### What to produce
Filter these entries so that only lines with the word "marker" remain.

═══ Data ═══

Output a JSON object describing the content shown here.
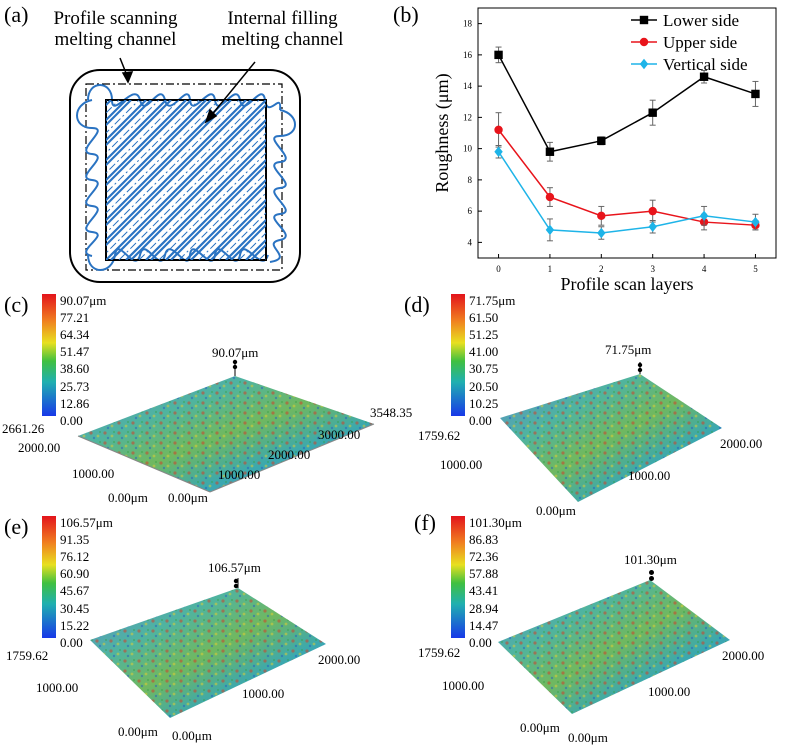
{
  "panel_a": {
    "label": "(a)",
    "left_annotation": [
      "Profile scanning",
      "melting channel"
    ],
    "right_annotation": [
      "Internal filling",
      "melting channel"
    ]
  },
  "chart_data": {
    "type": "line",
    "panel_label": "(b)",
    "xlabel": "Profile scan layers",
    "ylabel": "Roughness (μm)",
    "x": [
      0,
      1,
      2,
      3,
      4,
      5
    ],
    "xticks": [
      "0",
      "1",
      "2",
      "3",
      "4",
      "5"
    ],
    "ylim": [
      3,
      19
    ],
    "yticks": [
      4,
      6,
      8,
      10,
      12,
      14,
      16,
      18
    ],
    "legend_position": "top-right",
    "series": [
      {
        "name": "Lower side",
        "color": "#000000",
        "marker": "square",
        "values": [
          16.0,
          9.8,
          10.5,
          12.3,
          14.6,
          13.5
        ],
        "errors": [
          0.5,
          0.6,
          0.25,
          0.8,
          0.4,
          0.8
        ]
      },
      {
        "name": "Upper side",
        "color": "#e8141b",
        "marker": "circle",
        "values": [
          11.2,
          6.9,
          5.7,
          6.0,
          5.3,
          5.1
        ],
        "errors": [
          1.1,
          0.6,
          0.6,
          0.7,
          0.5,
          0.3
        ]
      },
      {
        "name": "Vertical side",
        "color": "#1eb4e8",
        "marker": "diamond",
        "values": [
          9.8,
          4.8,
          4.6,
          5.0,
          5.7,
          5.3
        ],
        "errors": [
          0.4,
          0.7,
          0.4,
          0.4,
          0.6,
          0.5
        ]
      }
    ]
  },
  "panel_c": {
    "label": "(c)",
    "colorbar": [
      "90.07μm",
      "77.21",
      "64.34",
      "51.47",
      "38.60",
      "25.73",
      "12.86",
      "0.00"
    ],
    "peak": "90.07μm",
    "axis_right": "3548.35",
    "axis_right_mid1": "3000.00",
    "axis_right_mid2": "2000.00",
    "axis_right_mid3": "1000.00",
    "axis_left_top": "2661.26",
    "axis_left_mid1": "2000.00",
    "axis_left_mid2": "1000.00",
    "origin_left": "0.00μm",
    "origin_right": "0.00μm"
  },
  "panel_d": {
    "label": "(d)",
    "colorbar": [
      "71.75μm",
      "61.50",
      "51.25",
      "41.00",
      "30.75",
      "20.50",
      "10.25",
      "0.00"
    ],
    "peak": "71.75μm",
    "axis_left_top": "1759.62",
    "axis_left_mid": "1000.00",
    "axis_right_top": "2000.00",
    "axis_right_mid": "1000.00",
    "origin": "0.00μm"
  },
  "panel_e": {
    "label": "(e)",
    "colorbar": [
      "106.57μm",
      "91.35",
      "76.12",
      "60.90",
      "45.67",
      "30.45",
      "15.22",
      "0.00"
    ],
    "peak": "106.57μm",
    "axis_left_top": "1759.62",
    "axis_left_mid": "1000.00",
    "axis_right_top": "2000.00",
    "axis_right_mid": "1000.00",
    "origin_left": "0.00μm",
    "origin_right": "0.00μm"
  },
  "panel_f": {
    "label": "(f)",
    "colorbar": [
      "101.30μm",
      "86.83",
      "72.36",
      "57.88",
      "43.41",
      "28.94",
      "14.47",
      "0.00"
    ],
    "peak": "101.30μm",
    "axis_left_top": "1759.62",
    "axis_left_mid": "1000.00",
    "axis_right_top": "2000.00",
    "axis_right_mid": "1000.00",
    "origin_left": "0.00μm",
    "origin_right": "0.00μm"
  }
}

═══

### Task output
        "marker": "square",
        "marker": "circle",
        "marker": "diamond",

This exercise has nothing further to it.